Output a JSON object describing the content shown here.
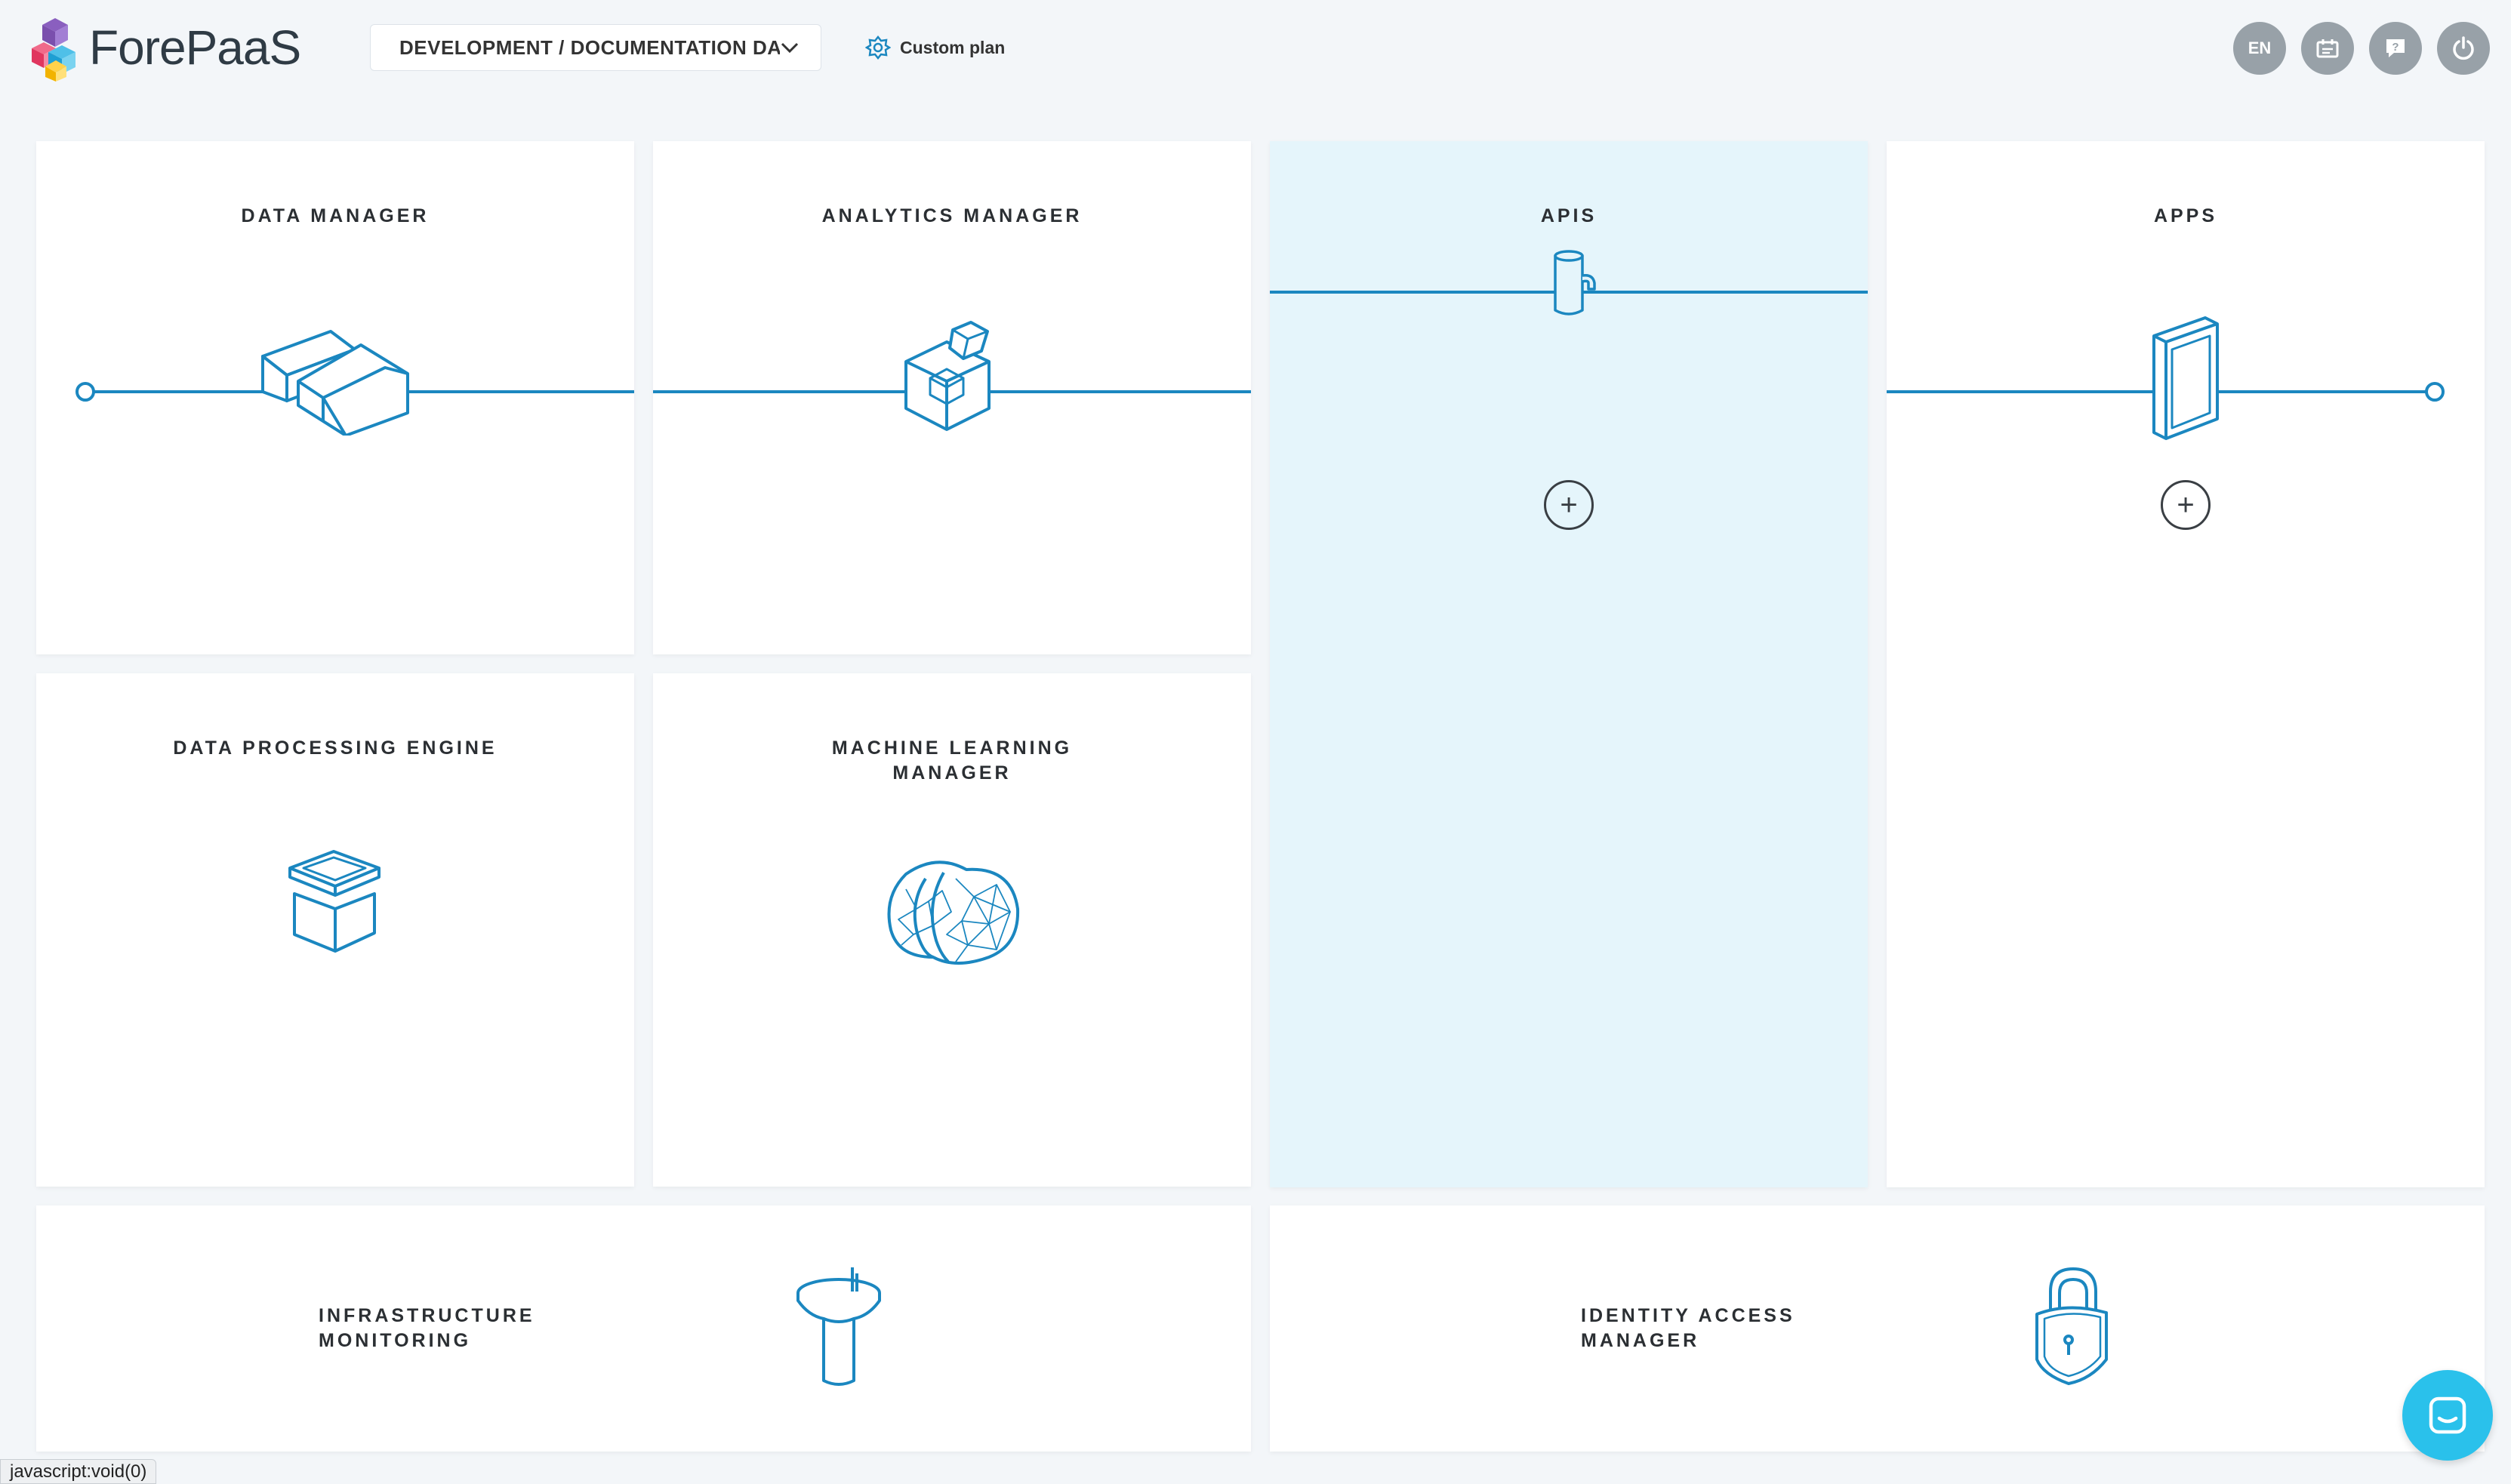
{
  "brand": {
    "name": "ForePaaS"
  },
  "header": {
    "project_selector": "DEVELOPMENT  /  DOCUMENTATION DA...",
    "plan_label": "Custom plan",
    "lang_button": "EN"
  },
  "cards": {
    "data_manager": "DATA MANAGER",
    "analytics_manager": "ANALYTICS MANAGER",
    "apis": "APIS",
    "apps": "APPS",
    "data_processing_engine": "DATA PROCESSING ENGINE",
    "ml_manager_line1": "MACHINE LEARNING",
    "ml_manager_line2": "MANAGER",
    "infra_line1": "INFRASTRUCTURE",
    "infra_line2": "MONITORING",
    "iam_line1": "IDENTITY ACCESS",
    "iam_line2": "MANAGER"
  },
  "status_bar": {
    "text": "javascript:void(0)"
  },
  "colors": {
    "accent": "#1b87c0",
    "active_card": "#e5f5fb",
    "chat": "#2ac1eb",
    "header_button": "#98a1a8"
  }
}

※

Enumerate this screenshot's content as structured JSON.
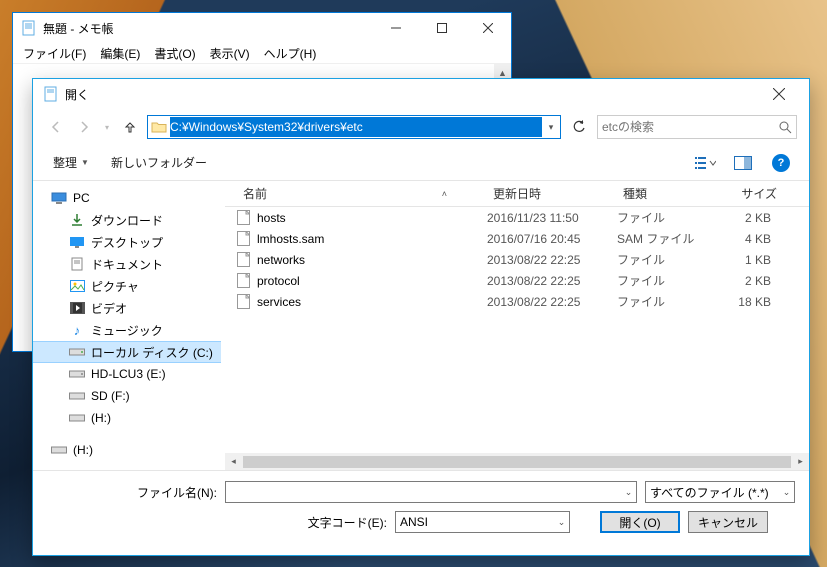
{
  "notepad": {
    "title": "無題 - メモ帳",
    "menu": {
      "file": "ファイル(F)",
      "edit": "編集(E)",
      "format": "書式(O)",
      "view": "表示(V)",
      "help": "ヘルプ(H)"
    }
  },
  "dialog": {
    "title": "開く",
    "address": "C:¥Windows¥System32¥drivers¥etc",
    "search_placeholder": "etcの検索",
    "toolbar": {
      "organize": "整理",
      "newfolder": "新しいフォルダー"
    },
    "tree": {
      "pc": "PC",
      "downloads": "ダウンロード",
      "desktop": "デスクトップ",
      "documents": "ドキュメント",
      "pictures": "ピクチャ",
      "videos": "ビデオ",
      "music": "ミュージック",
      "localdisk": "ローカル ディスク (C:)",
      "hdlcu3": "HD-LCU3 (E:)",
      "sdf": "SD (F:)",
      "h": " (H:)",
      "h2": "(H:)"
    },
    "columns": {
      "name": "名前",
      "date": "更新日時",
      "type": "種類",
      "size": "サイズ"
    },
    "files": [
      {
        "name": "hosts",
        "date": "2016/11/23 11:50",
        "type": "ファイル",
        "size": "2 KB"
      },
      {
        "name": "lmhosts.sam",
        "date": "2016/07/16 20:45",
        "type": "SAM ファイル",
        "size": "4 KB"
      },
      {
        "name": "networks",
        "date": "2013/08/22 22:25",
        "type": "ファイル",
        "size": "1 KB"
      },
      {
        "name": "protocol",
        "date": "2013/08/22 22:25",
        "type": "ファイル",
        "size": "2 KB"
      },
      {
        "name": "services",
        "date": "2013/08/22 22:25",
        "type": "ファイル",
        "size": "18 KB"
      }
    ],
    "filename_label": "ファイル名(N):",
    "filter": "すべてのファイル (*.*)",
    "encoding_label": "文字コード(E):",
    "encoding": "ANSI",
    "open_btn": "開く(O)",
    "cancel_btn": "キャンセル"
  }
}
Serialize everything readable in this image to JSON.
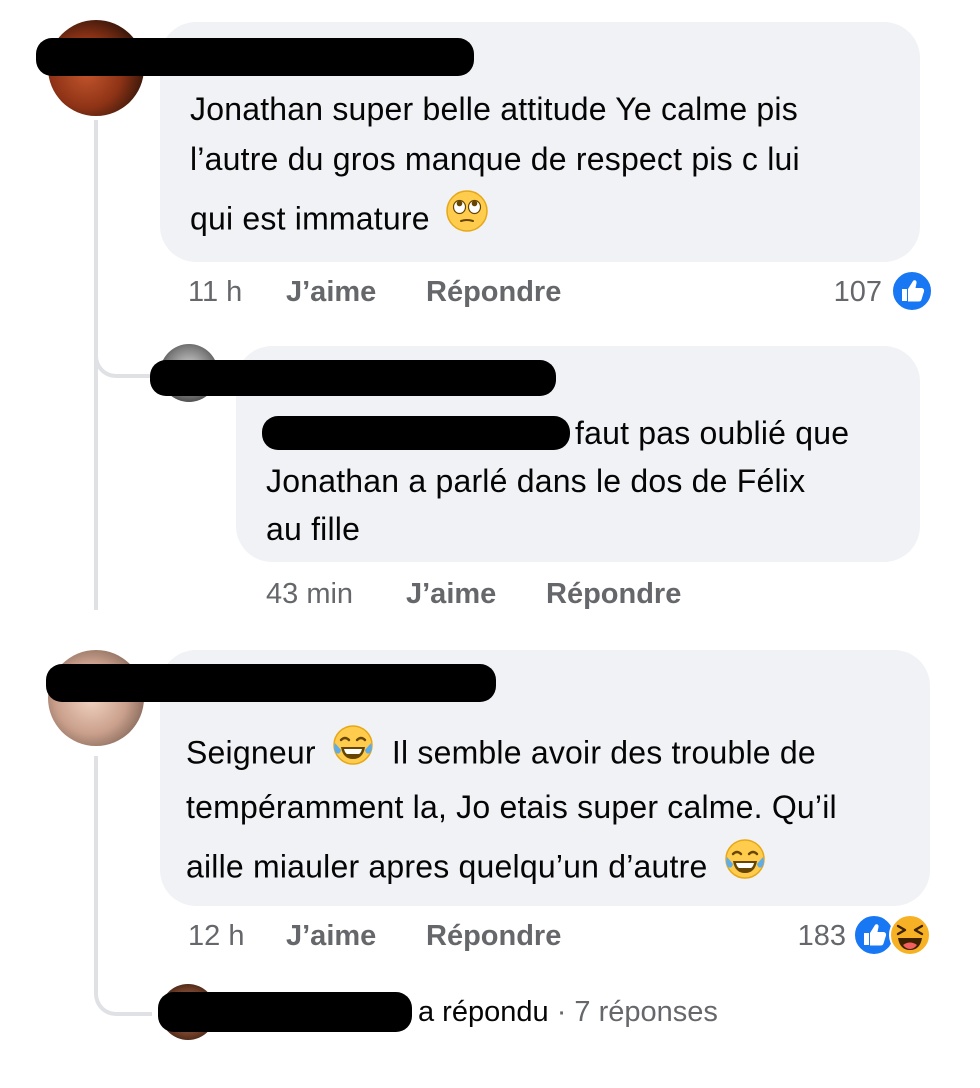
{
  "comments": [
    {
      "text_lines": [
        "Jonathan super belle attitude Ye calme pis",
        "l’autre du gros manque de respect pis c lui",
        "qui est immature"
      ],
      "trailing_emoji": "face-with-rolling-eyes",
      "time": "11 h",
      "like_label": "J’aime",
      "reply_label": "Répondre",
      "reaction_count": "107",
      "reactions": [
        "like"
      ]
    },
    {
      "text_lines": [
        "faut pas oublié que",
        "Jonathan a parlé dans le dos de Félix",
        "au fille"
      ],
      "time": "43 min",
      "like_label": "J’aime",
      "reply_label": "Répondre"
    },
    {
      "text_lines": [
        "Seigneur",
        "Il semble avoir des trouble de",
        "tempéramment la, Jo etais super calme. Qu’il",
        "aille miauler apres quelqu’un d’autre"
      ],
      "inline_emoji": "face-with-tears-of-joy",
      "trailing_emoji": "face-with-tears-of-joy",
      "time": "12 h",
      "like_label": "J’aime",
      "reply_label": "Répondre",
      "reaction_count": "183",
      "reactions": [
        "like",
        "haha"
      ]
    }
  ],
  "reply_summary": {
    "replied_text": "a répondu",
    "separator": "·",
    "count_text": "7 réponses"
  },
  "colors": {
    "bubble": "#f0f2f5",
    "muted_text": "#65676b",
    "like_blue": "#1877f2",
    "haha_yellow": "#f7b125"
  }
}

※

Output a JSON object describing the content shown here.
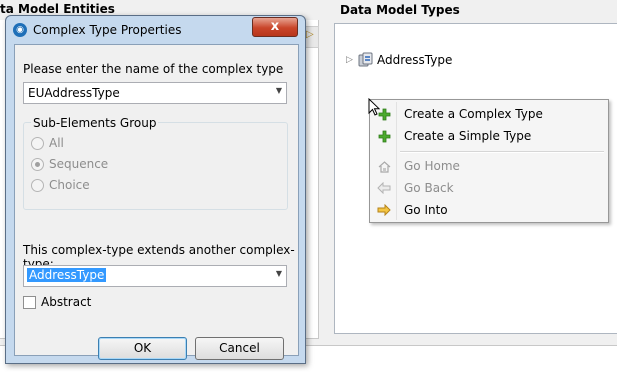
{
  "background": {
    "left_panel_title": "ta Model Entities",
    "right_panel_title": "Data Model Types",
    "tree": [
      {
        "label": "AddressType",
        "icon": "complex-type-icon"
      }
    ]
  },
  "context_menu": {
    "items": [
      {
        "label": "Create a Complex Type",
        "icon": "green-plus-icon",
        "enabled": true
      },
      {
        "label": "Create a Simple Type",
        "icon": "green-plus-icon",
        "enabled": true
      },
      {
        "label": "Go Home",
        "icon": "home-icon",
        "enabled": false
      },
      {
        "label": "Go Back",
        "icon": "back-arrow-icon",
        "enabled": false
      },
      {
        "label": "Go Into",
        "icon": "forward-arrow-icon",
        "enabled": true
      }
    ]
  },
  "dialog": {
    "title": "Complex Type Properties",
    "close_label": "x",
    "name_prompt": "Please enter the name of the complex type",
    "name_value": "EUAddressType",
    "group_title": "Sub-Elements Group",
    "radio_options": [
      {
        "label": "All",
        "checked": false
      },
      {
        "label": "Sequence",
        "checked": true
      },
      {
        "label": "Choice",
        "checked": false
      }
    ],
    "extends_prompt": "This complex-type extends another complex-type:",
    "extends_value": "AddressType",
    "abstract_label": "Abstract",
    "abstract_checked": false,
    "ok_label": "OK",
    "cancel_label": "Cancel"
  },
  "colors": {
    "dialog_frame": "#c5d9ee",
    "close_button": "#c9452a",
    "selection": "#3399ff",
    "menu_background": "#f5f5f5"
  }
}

※

(PROMPT): Locate the word "Jonathan" in the records and collect each line it appears in.

(OUTPUT FOR THIS TASK):
        "Jonathan super belle attitude Ye calme pis",
        "Jonathan a parlé dans le dos de Félix",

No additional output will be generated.